## Spatial layout data:
────────────────────────────────────────

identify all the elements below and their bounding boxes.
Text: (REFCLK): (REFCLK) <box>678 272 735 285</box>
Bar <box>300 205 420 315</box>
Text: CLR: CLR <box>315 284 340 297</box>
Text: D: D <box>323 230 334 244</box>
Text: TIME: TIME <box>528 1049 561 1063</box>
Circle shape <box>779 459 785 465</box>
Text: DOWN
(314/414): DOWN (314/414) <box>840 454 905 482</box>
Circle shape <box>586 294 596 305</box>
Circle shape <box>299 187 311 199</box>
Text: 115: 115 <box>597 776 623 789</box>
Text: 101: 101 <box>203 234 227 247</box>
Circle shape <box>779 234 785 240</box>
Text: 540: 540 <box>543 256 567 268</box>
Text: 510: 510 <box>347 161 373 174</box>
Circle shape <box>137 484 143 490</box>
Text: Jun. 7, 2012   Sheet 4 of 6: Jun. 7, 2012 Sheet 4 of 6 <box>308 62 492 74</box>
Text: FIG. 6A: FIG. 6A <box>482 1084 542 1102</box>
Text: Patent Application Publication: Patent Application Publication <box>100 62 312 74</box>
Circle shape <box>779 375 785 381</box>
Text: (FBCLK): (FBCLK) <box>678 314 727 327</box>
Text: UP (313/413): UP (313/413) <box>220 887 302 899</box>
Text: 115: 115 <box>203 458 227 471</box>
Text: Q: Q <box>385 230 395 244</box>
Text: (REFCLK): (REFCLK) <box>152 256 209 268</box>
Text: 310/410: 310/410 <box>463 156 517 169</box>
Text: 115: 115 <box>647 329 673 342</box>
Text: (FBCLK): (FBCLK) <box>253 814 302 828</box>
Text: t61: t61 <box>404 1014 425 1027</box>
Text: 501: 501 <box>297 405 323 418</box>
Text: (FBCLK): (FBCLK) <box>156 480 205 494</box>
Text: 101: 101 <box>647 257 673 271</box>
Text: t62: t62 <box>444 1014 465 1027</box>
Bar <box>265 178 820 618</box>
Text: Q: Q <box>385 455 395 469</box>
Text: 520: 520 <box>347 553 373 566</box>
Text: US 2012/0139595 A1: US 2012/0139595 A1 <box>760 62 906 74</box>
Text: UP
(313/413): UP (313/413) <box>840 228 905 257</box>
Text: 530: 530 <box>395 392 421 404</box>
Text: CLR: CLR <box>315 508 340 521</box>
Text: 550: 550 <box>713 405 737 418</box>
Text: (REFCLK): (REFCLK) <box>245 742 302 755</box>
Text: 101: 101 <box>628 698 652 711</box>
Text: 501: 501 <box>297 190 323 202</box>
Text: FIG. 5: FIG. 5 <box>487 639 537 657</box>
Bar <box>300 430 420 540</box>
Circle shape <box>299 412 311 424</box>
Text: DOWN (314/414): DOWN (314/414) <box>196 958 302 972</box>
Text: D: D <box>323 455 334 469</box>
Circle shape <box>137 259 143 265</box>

────────────────────────────────────────

## SHORT TASK:
Please write out the listing above word for word, every line from first to last, with nothing changed.

## SOLUTION TO THIS EXERCISE:
identify all the elements below and their bounding boxes.
Text: (REFCLK): (REFCLK) <box>678 272 735 285</box>
Bar <box>300 205 420 315</box>
Text: CLR: CLR <box>315 284 340 297</box>
Text: D: D <box>323 230 334 244</box>
Text: TIME: TIME <box>528 1049 561 1063</box>
Circle shape <box>779 459 785 465</box>
Text: DOWN
(314/414): DOWN (314/414) <box>840 454 905 482</box>
Circle shape <box>586 294 596 305</box>
Circle shape <box>299 187 311 199</box>
Text: 115: 115 <box>597 776 623 789</box>
Text: 101: 101 <box>203 234 227 247</box>
Circle shape <box>779 234 785 240</box>
Text: 540: 540 <box>543 256 567 268</box>
Text: 510: 510 <box>347 161 373 174</box>
Circle shape <box>137 484 143 490</box>
Text: Jun. 7, 2012   Sheet 4 of 6: Jun. 7, 2012 Sheet 4 of 6 <box>308 62 492 74</box>
Text: FIG. 6A: FIG. 6A <box>482 1084 542 1102</box>
Text: Patent Application Publication: Patent Application Publication <box>100 62 312 74</box>
Circle shape <box>779 375 785 381</box>
Text: (FBCLK): (FBCLK) <box>678 314 727 327</box>
Text: UP (313/413): UP (313/413) <box>220 887 302 899</box>
Text: 115: 115 <box>203 458 227 471</box>
Text: Q: Q <box>385 230 395 244</box>
Text: (REFCLK): (REFCLK) <box>152 256 209 268</box>
Text: 310/410: 310/410 <box>463 156 517 169</box>
Text: 115: 115 <box>647 329 673 342</box>
Text: (FBCLK): (FBCLK) <box>253 814 302 828</box>
Text: t61: t61 <box>404 1014 425 1027</box>
Text: 501: 501 <box>297 405 323 418</box>
Text: (FBCLK): (FBCLK) <box>156 480 205 494</box>
Text: 101: 101 <box>647 257 673 271</box>
Text: t62: t62 <box>444 1014 465 1027</box>
Bar <box>265 178 820 618</box>
Text: Q: Q <box>385 455 395 469</box>
Text: 520: 520 <box>347 553 373 566</box>
Text: US 2012/0139595 A1: US 2012/0139595 A1 <box>760 62 906 74</box>
Text: UP
(313/413): UP (313/413) <box>840 228 905 257</box>
Text: 530: 530 <box>395 392 421 404</box>
Text: CLR: CLR <box>315 508 340 521</box>
Text: 550: 550 <box>713 405 737 418</box>
Text: (REFCLK): (REFCLK) <box>245 742 302 755</box>
Text: 101: 101 <box>628 698 652 711</box>
Text: 501: 501 <box>297 190 323 202</box>
Text: FIG. 5: FIG. 5 <box>487 639 537 657</box>
Bar <box>300 430 420 540</box>
Circle shape <box>299 412 311 424</box>
Text: DOWN (314/414): DOWN (314/414) <box>196 958 302 972</box>
Text: D: D <box>323 455 334 469</box>
Circle shape <box>137 259 143 265</box>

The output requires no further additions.